▶ _Required task_: Pick out each line in these entries that contains the string "would".

══════

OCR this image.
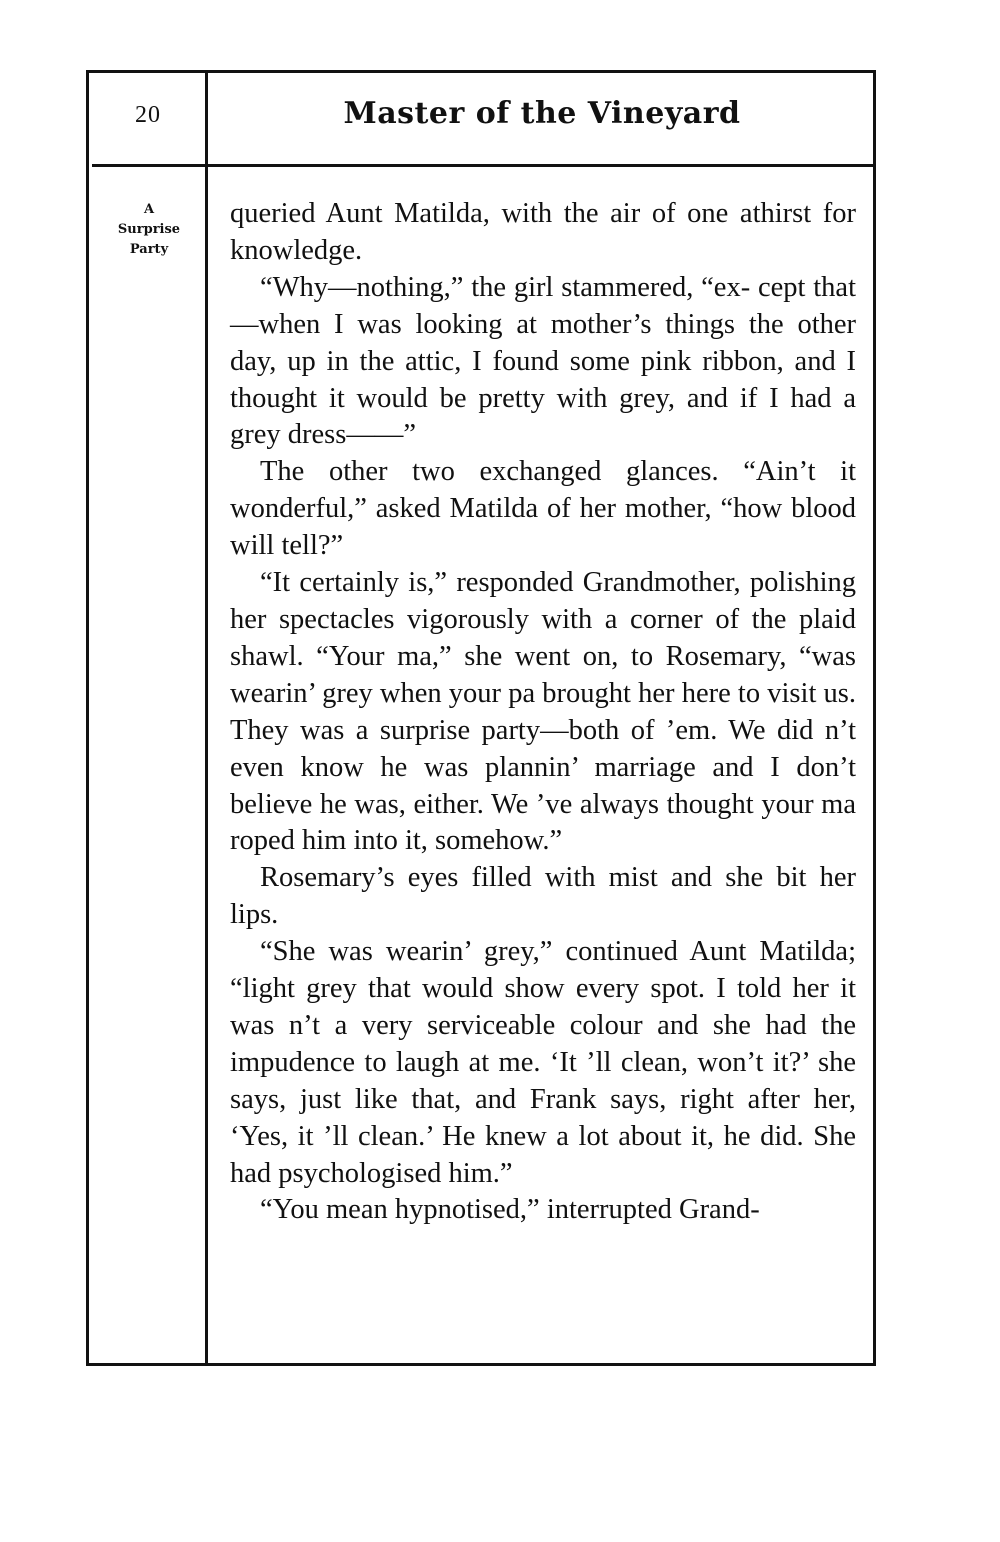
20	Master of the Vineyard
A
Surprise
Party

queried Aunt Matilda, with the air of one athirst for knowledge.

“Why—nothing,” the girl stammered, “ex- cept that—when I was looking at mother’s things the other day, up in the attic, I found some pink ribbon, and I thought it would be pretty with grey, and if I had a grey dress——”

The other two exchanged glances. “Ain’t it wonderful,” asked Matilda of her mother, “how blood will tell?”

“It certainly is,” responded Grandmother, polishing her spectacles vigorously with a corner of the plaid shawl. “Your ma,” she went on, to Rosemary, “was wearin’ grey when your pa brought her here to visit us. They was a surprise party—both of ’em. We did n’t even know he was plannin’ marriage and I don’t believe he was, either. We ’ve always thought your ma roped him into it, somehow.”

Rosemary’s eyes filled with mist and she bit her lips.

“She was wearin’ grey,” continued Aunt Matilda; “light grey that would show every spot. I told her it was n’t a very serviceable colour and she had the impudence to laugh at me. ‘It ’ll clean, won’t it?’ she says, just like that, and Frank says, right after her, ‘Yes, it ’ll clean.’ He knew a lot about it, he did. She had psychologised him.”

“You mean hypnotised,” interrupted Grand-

══════

▶ _Response below_:
“Why—nothing,” the girl stammered, “ex- cept that—when I was looking at mother’s things the other day, up in the attic, I found some pink ribbon, and I thought it would be pretty with grey, and if I had a grey dress——”
“She was wearin’ grey,” continued Aunt Matilda; “light grey that would show every spot. I told her it was n’t a very serviceable colour and she had the impudence to laugh at me. ‘It ’ll clean, won’t it?’ she says, just like that, and Frank says, right after her, ‘Yes, it ’ll clean.’ He knew a lot about it, he did. She had psychologised him.”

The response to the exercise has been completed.